• Text to read:
--- BEGIN ---

We used global land-cover data generated under the Climate Change Initiative (Santoro et al. 2017). Data were derived from multisensor time series of Advanced Very High Resolution Radiometer (AVHRR) 7-day composite images, Medium Resolution Imaging Spectrometer (MERIS) full-resolution 7-day composites, and (for 2014 and 2015) Project for On-board Autonomy-Végétation (PROBA-V) 7-day composites. The annual land-cover maps were derived from unique baseline land-cover maps generated from the MERIS full-resolution and reduced-resolution archive from 2003 to 2012 (Table 1) and grouped into six broad land categories: cropland, forest, grassland, wetland, settlement, and other land (Table S.1 in Appendix 1). In addition, land cover was measured at 1 km from the AVHRR time series for the period 1992 to 1999, SPOT-VGT time series for the period 1999 and 2013, and PROBA-V data for years 2013, 2014, and 2015. When MERIS full-resolution or PROBA-V time series were available, changes detected at 1 km were rescaled at 300 m. The last step consisted of back- and up-dating the 10-year baseline land-cover map to produce 24 annual land-cover maps from 1992 to 2015.

Measurement of landscape fragmentation

We measured land-cover change over time in the area (composition) and arrangement (configuration) of forest habitats, using FRAGSTATS (McGarigal et al. 2012) to quantify metrics at class and landscape levels. Metrics included measures of contrast, shape complexity, aggregation, and isolation (Table 2). Formal definitions are available in Turner et al. (2001b) and McGarigal et al. (2012).

--- END ---

• Data block:
--- BEGIN ---

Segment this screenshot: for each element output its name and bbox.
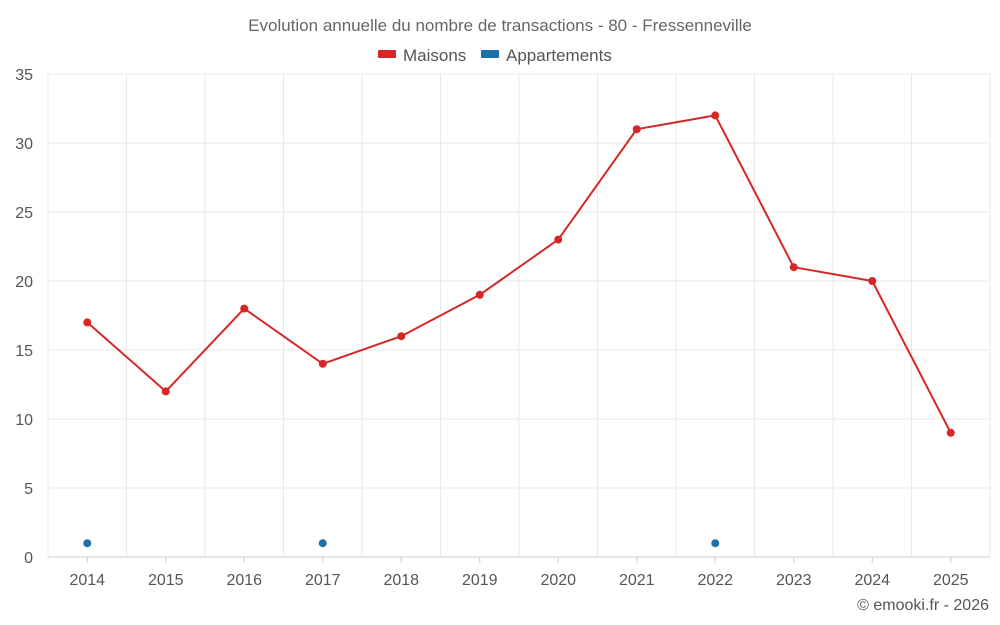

--- END ---

• Instructions to follow: Please reproduce the land-cover passage word for word, starting at "We measured land-cover" and ending at "et al. (2012).".

• Solution to this problem:
We measured land-cover change over time in the area (composition) and arrangement (configuration) of forest habitats, using FRAGSTATS (McGarigal et al. 2012) to quantify metrics at class and landscape levels. Metrics included measures of contrast, shape complexity, aggregation, and isolation (Table 2). Formal definitions are available in Turner et al. (2001b) and McGarigal et al. (2012).